* _WORK INSTRUCTIONS_:
Count the lines below that contain the word "Ryan", and reply with that number alone.

* _DATA SHOWN_:
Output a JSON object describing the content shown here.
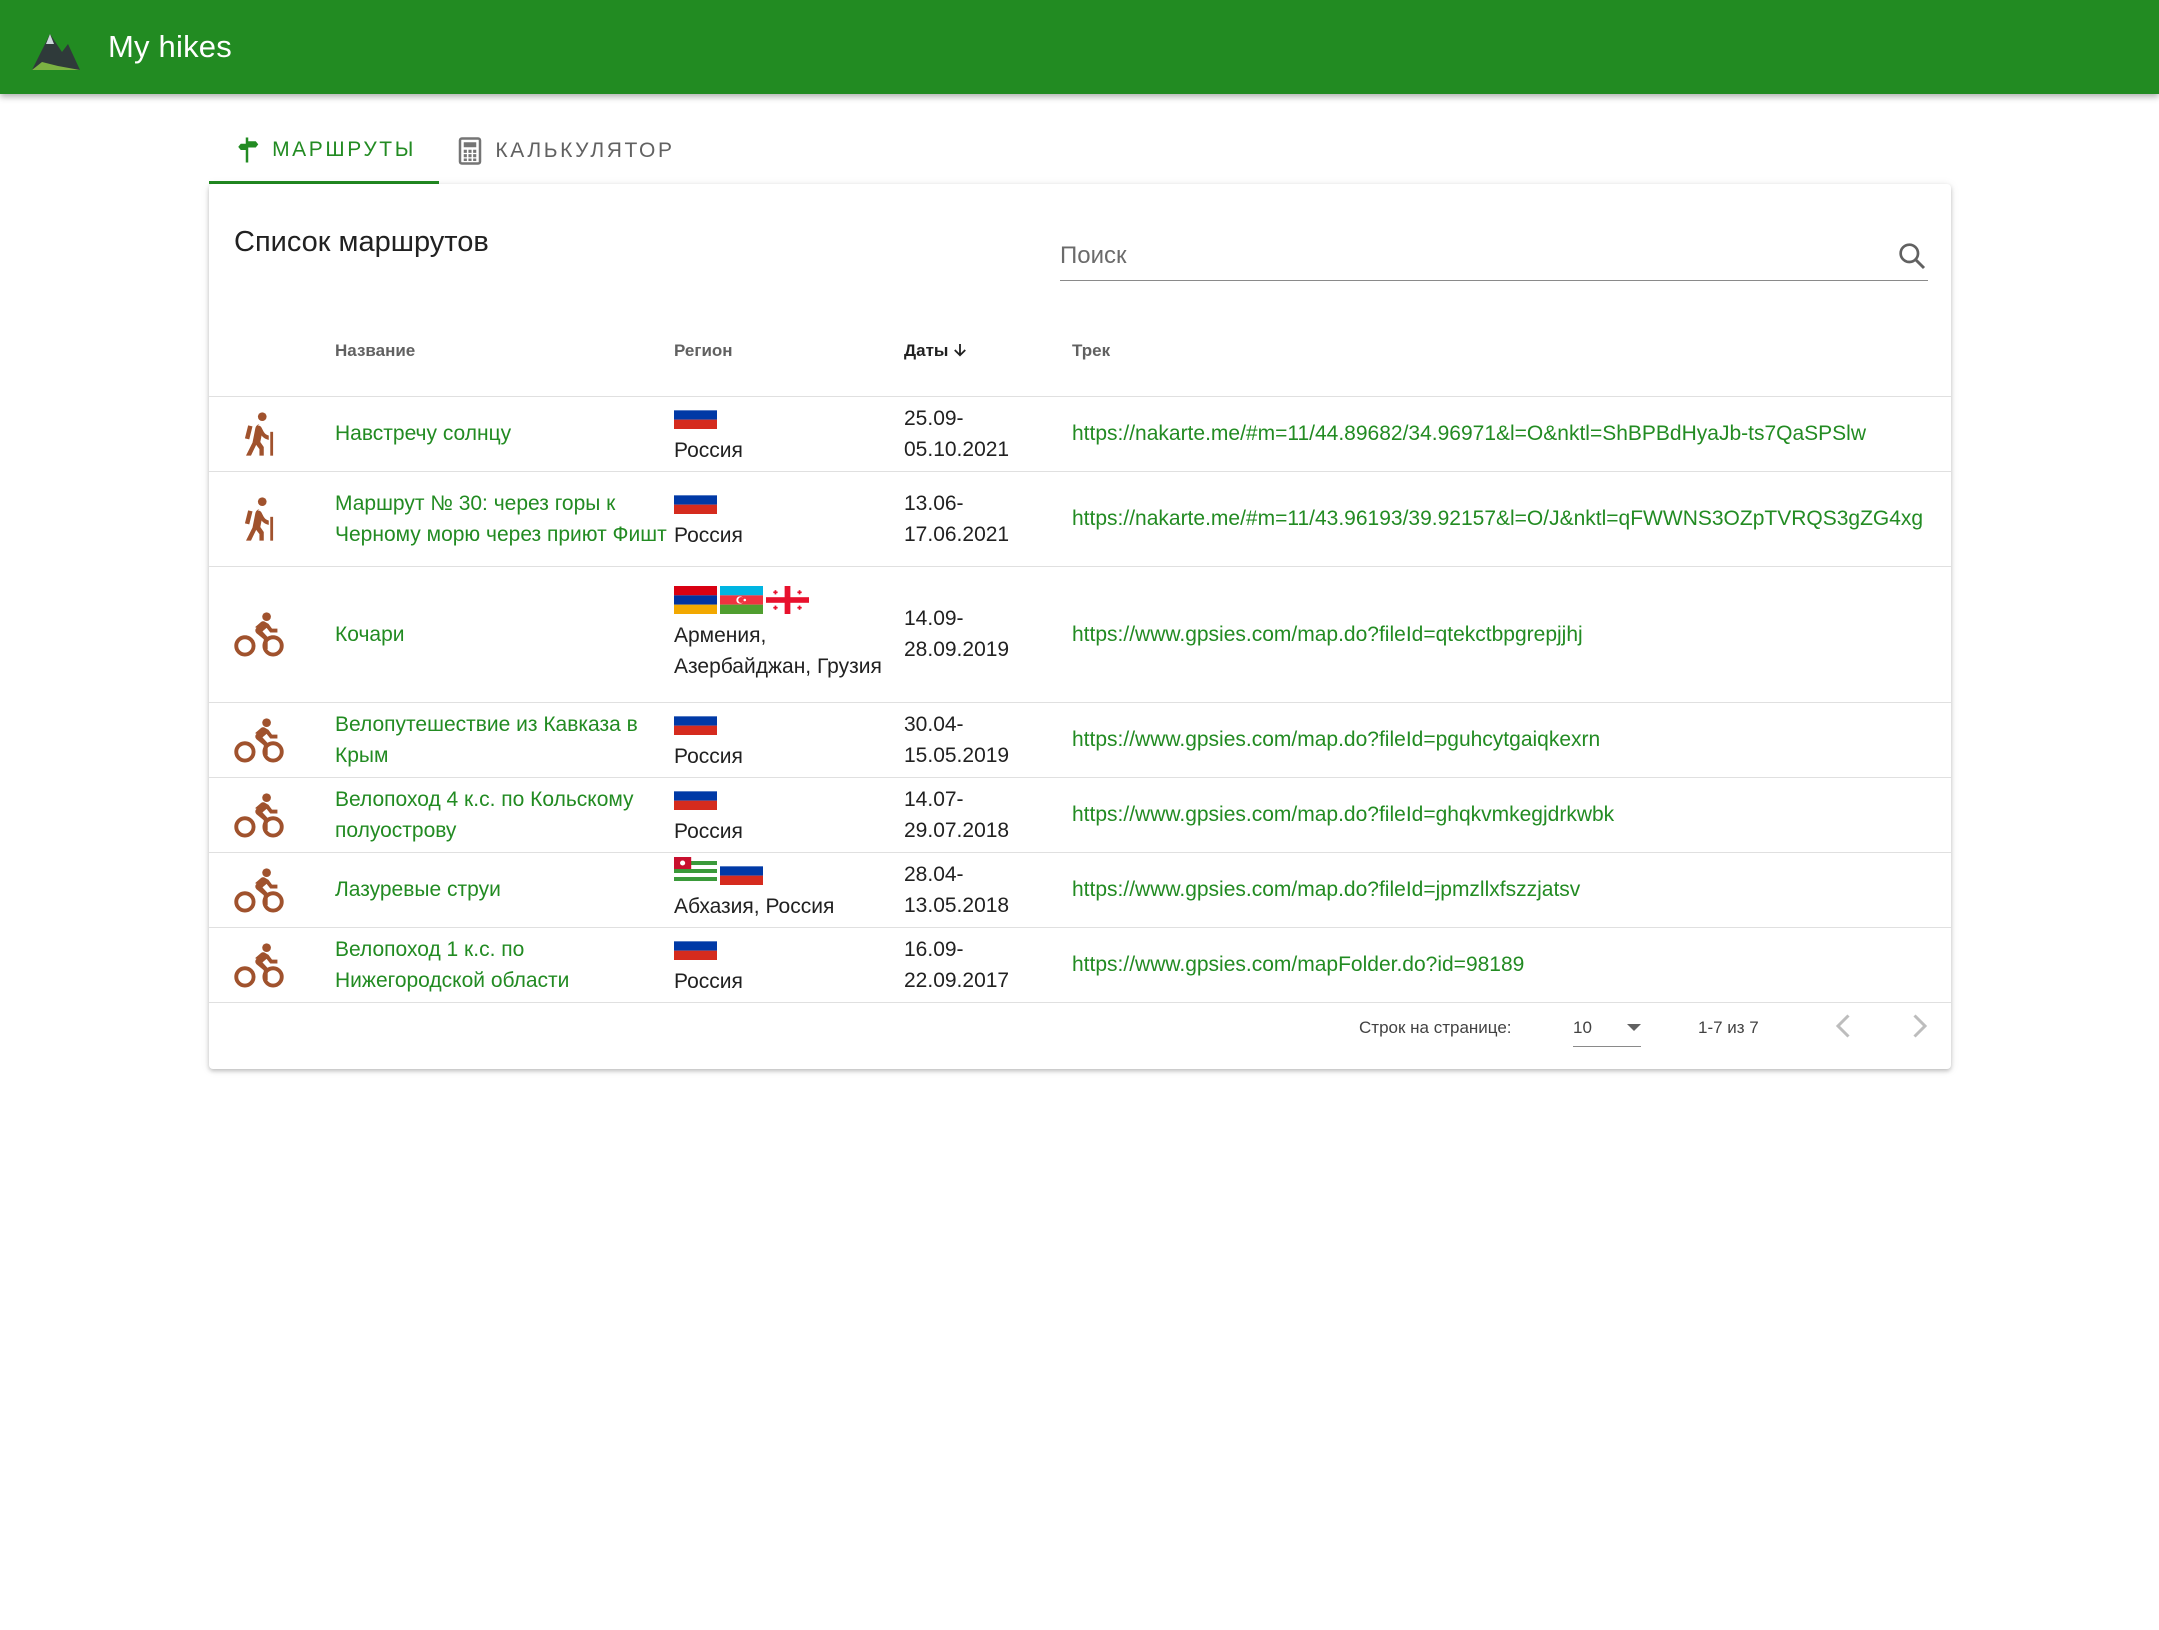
{
  "app": {
    "title": "My hikes",
    "logo_icon": "mountain-logo-icon"
  },
  "tabs": [
    {
      "label": "МАРШРУТЫ",
      "icon": "signpost-icon",
      "active": true
    },
    {
      "label": "КАЛЬКУЛЯТОР",
      "icon": "calculator-icon",
      "active": false
    }
  ],
  "card": {
    "title": "Список маршрутов",
    "search": {
      "placeholder": "Поиск",
      "value": ""
    }
  },
  "table": {
    "headers": {
      "name": "Название",
      "region": "Регион",
      "dates": "Даты",
      "track": "Трек"
    },
    "sort": {
      "column": "dates",
      "direction": "desc"
    },
    "rows": [
      {
        "type": "hiking",
        "name": "Навстречу солнцу",
        "flags": [
          "russia"
        ],
        "region": "Россия",
        "dates": "25.09-05.10.2021",
        "track": "https://nakarte.me/#m=11/44.89682/34.96971&l=O&nktl=ShBPBdHyaJb-ts7QaSPSlw"
      },
      {
        "type": "hiking",
        "name": "Маршрут № 30: через горы к Черному морю через приют Фишт",
        "flags": [
          "russia"
        ],
        "region": "Россия",
        "dates": "13.06-17.06.2021",
        "track": "https://nakarte.me/#m=11/43.96193/39.92157&l=O/J&nktl=qFWWNS3OZpTVRQS3gZG4xg"
      },
      {
        "type": "cycling",
        "name": "Кочари",
        "flags": [
          "armenia",
          "azerbaijan",
          "georgia"
        ],
        "region": "Армения, Азербайджан, Грузия",
        "dates": "14.09-28.09.2019",
        "track": "https://www.gpsies.com/map.do?fileId=qtekctbpgrepjjhj"
      },
      {
        "type": "cycling",
        "name": "Велопутешествие из Кавказа в Крым",
        "flags": [
          "russia"
        ],
        "region": "Россия",
        "dates": "30.04-15.05.2019",
        "track": "https://www.gpsies.com/map.do?fileId=pguhcytgaiqkexrn"
      },
      {
        "type": "cycling",
        "name": "Велопоход 4 к.с. по Кольскому полуострову",
        "flags": [
          "russia"
        ],
        "region": "Россия",
        "dates": "14.07-29.07.2018",
        "track": "https://www.gpsies.com/map.do?fileId=ghqkvmkegjdrkwbk"
      },
      {
        "type": "cycling",
        "name": "Лазуревые струи",
        "flags": [
          "abkhazia",
          "russia"
        ],
        "region": "Абхазия, Россия",
        "dates": "28.04-13.05.2018",
        "track": "https://www.gpsies.com/map.do?fileId=jpmzllxfszzjatsv"
      },
      {
        "type": "cycling",
        "name": "Велопоход 1 к.с. по Нижегородской области",
        "flags": [
          "russia"
        ],
        "region": "Россия",
        "dates": "16.09-22.09.2017",
        "track": "https://www.gpsies.com/mapFolder.do?id=98189"
      }
    ]
  },
  "pagination": {
    "rows_per_page_label": "Строк на странице:",
    "rows_per_page": "10",
    "range": "1-7 из 7"
  },
  "colors": {
    "primary": "#228b22",
    "icon_brown": "#a0522d"
  }
}
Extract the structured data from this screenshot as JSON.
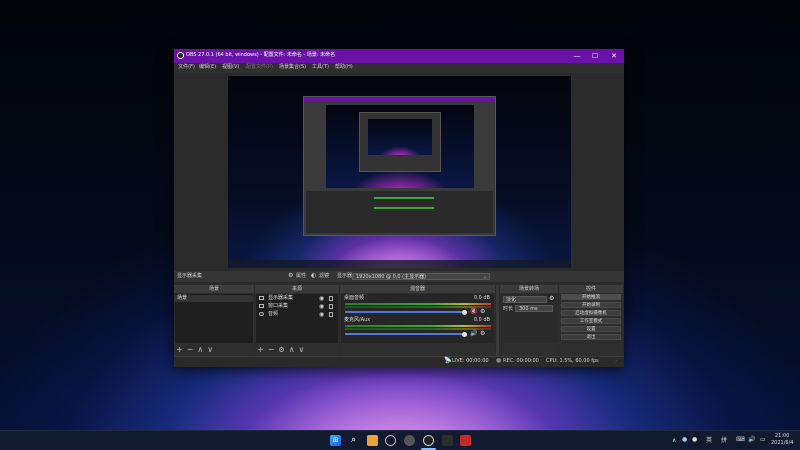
{
  "window": {
    "title": "OBS 27.0.1 (64 bit, windows) - 配置文件: 未命名 - 场景: 未命名",
    "min_glyph": "—",
    "max_glyph": "☐",
    "close_glyph": "✕",
    "title_color": "#6a11a8"
  },
  "menu": [
    "文件(F)",
    "编辑(E)",
    "视图(V)",
    "配置文件(P)",
    "场景集合(S)",
    "工具(T)",
    "帮助(H)"
  ],
  "context_bar": {
    "source_name": "显示器采集",
    "properties_label": "属性",
    "filters_label": "滤镜",
    "display_label": "显示器",
    "display_value": "1920x1080 @ 0,0 (主显示器)"
  },
  "docks": {
    "scenes": {
      "title": "场景",
      "items": [
        "场景"
      ]
    },
    "sources": {
      "title": "来源",
      "items": [
        {
          "label": "显示器采集",
          "icon": "monitor-icon"
        },
        {
          "label": "窗口采集",
          "icon": "window-icon"
        },
        {
          "label": "音频",
          "icon": "speaker-icon"
        }
      ]
    },
    "mixer": {
      "title": "混音器",
      "tracks": [
        {
          "name": "桌面音频",
          "db": "0.0 dB"
        },
        {
          "name": "麦克风/Aux",
          "db": "0.0 dB"
        }
      ]
    },
    "transitions": {
      "title": "场景转场",
      "type": "淡化",
      "duration_label": "时长",
      "duration_value": "300 ms"
    },
    "controls": {
      "title": "控件",
      "buttons": [
        "开始推流",
        "开始录制",
        "启动虚拟摄像机",
        "工作室模式",
        "设置",
        "退出"
      ]
    }
  },
  "status": {
    "live": "LIVE: 00:00:00",
    "rec": "REC: 00:00:00",
    "cpu": "CPU: 1.5%, 60.00 fps"
  },
  "tray": {
    "ime": "英",
    "ime2": "拼",
    "time": "21:00",
    "date": "2021/6/4"
  },
  "taskbar_icons": [
    "windows-start-icon",
    "search-icon",
    "files-icon",
    "store-icon",
    "settings-icon",
    "obs-icon",
    "chrome-icon",
    "app-icon"
  ]
}
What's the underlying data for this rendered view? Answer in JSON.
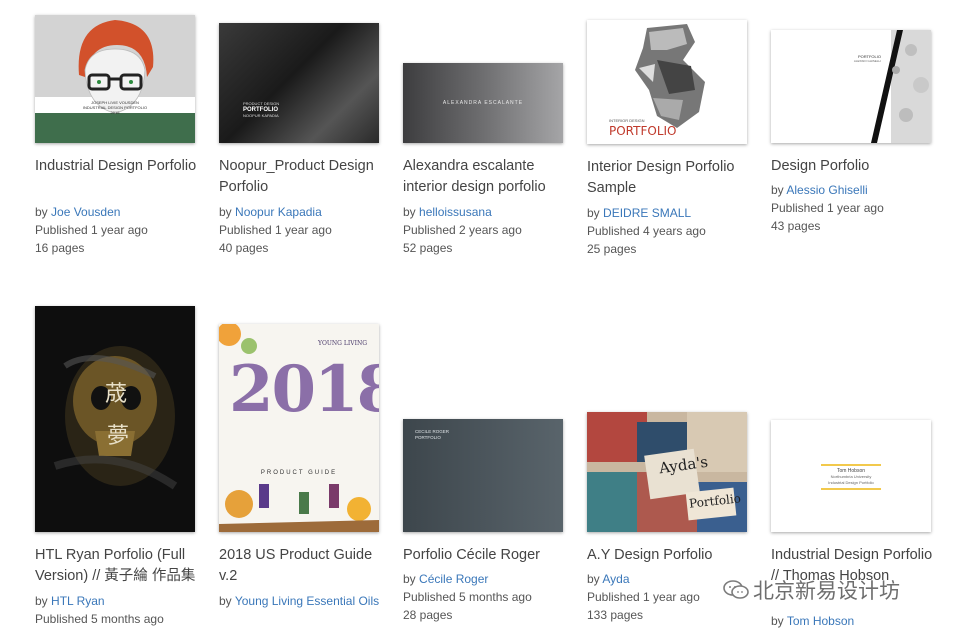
{
  "cards": [
    {
      "title": "Industrial Design Porfolio",
      "by": "by",
      "author": "Joe Vousden",
      "published": "Published 1 year ago",
      "pages": "16 pages",
      "cover_name": "JOSEPH LIVIE VOUSDEN",
      "cover_sub": "INDUSTRIAL DESIGN PORTFOLIO",
      "cover_year": "2015"
    },
    {
      "title": "Noopur_Product Design Porfolio",
      "by": "by",
      "author": "Noopur Kapadia",
      "published": "Published 1 year ago",
      "pages": "40 pages",
      "cover_top": "PRODUCT DESIGN",
      "cover_main": "PORTFOLIO",
      "cover_sub": "NOOPUR KAPADIA"
    },
    {
      "title": "Alexandra escalante interior design porfolio",
      "by": "by",
      "author": "helloissusana",
      "published": "Published 2 years ago",
      "pages": "52 pages",
      "cover_text": "ALEXANDRA ESCALANTE"
    },
    {
      "title": "Interior Design Porfolio Sample",
      "by": "by",
      "author": "DEIDRE SMALL",
      "published": "Published 4 years ago",
      "pages": "25 pages",
      "cover_small": "INTERIOR DESIGN",
      "cover_main": "PORTFOLIO"
    },
    {
      "title": "Design Porfolio",
      "by": "by",
      "author": "Alessio Ghiselli",
      "published": "Published 1 year ago",
      "pages": "43 pages",
      "cover_main": "PORTFOLIO",
      "cover_sub": "ALESSIO GHISELLI"
    },
    {
      "title": "HTL Ryan Porfolio (Full Version) // 黃子綸 作品集",
      "by": "by",
      "author": "HTL Ryan",
      "published": "Published 5 months ago",
      "pages": "",
      "cover_char1": "荿",
      "cover_char2": "夢"
    },
    {
      "title": "2018 US Product Guide v.2",
      "by": "by",
      "author": "Young Living Essential Oils",
      "published": "",
      "pages": "",
      "cover_brand": "YOUNG LIVING",
      "cover_year": "2018",
      "cover_guide": "PRODUCT GUIDE"
    },
    {
      "title": "Porfolio Cécile Roger",
      "by": "by",
      "author": "Cécile Roger",
      "published": "Published 5 months ago",
      "pages": "28 pages",
      "cover_name": "CECILE ROGER",
      "cover_sub": "PORTFOLIO"
    },
    {
      "title": "A.Y Design Porfolio",
      "by": "by",
      "author": "Ayda",
      "published": "Published 1 year ago",
      "pages": "133 pages",
      "cover_word1": "Ayda's",
      "cover_word2": "Portfolio"
    },
    {
      "title": "Industrial Design Porfolio // Thomas Hobson",
      "by": "by",
      "author": "Tom Hobson",
      "published": "",
      "pages": "",
      "cover_name": "Tom Hobson",
      "cover_uni": "Northumbria University",
      "cover_sub": "Industrial Design Portfolio"
    }
  ],
  "watermark": {
    "text": "北京新易设计坊",
    "icon": "wechat-icon"
  },
  "colors": {
    "link": "#3a77b9",
    "title": "#444444",
    "meta": "#555555"
  }
}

* _RESULT FOR THIS TASK_:
2